» **Assigned task**:
In the records below, find each line with the word "this" and copy it.
########
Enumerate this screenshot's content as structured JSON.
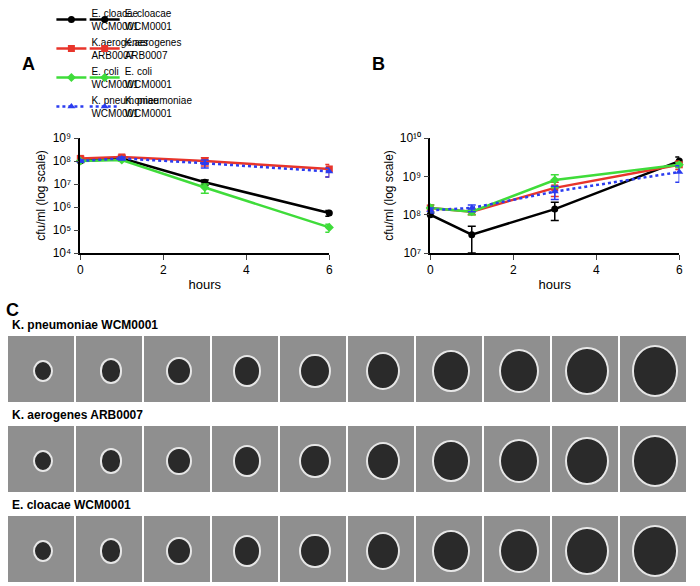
{
  "chart_data": [
    {
      "type": "line",
      "title": "A",
      "x_label": "hours",
      "y_label": "cfu/ml (log scale)",
      "log": "y",
      "grid": false,
      "legend": "top",
      "xlim": [
        0,
        6
      ],
      "xticks": [
        0,
        2,
        4,
        6
      ],
      "ylim": [
        10000,
        1000000000
      ],
      "yticks": [
        {
          "value": 10000,
          "label": "10⁴"
        },
        {
          "value": 100000,
          "label": "10⁵"
        },
        {
          "value": 1000000,
          "label": "10⁶"
        },
        {
          "value": 10000000,
          "label": "10⁷"
        },
        {
          "value": 100000000,
          "label": "10⁸"
        },
        {
          "value": 1000000000,
          "label": "10⁹"
        }
      ],
      "x": [
        0,
        1,
        3,
        6
      ],
      "series": [
        {
          "name": "E. cloacae\nWCM0001",
          "color": "#000000",
          "marker": "circle",
          "line_style": "solid",
          "values": [
            100000000,
            130000000,
            12000000,
            550000
          ],
          "errors": [
            15000000,
            20000000,
            3000000,
            150000
          ]
        },
        {
          "name": "K.aerogenes\nARB0007",
          "color": "#e8352b",
          "marker": "square",
          "line_style": "solid",
          "values": [
            130000000,
            150000000,
            100000000,
            45000000
          ],
          "errors": [
            30000000,
            30000000,
            40000000,
            25000000
          ]
        },
        {
          "name": "E. coli\nWCM0001",
          "color": "#3fdc3a",
          "marker": "diamond",
          "line_style": "solid",
          "values": [
            100000000,
            110000000,
            7000000,
            130000
          ],
          "errors": [
            10000000,
            10000000,
            3000000,
            50000
          ]
        },
        {
          "name": "K. pneumoniae\nWCM0001",
          "color": "#2b3cf0",
          "marker": "triangle-up",
          "line_style": "dotted",
          "values": [
            100000000,
            130000000,
            80000000,
            35000000
          ],
          "errors": [
            10000000,
            20000000,
            30000000,
            15000000
          ]
        }
      ]
    },
    {
      "type": "line",
      "title": "B",
      "x_label": "hours",
      "y_label": "cfu/ml (log scale)",
      "log": "y",
      "grid": false,
      "legend": "top",
      "xlim": [
        0,
        6
      ],
      "xticks": [
        0,
        2,
        4,
        6
      ],
      "ylim": [
        10000000,
        10000000000
      ],
      "yticks": [
        {
          "value": 10000000,
          "label": "10⁷"
        },
        {
          "value": 100000000,
          "label": "10⁸"
        },
        {
          "value": 1000000000,
          "label": "10⁹"
        },
        {
          "value": 10000000000,
          "label": "10¹⁰"
        }
      ],
      "x": [
        0,
        1,
        3,
        6
      ],
      "series": [
        {
          "name": "E. cloacae\nWCM0001",
          "color": "#000000",
          "marker": "circle",
          "line_style": "solid",
          "values": [
            100000000,
            30000000,
            140000000,
            2500000000
          ],
          "errors": [
            10000000,
            20000000,
            70000000,
            700000000
          ]
        },
        {
          "name": "K.aerogenes\nARB0007",
          "color": "#e8352b",
          "marker": "square",
          "line_style": "solid",
          "values": [
            150000000,
            120000000,
            500000000,
            2000000000
          ],
          "errors": [
            30000000,
            20000000,
            200000000,
            500000000
          ]
        },
        {
          "name": "E. coli\nWCM0001",
          "color": "#3fdc3a",
          "marker": "diamond",
          "line_style": "solid",
          "values": [
            150000000,
            120000000,
            800000000,
            2000000000
          ],
          "errors": [
            30000000,
            20000000,
            300000000,
            300000000
          ]
        },
        {
          "name": "K. pneumoniae\nWCM0001",
          "color": "#2b3cf0",
          "marker": "triangle-up",
          "line_style": "dotted",
          "values": [
            130000000,
            150000000,
            400000000,
            1300000000
          ],
          "errors": [
            20000000,
            30000000,
            150000000,
            600000000
          ]
        }
      ]
    }
  ],
  "image_panel": {
    "title": "C",
    "rows": [
      "K. pneumoniae WCM0001",
      "K. aerogenes ARB0007",
      "E. cloacae WCM0001"
    ]
  }
}
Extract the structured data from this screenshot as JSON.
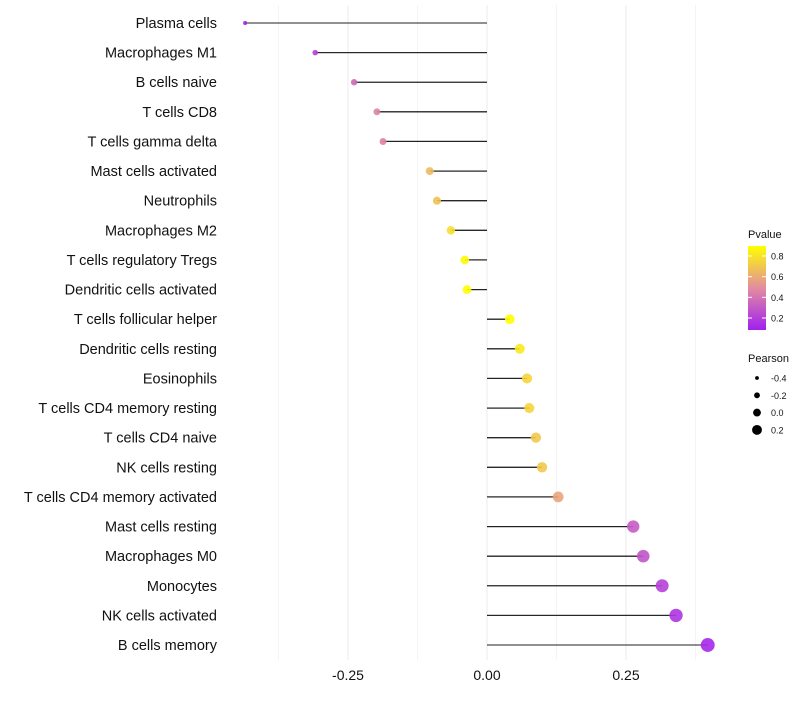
########
» **Written response**:
Enumerate this screenshot's content as structured JSON.
Extract the structured data from this screenshot as JSON.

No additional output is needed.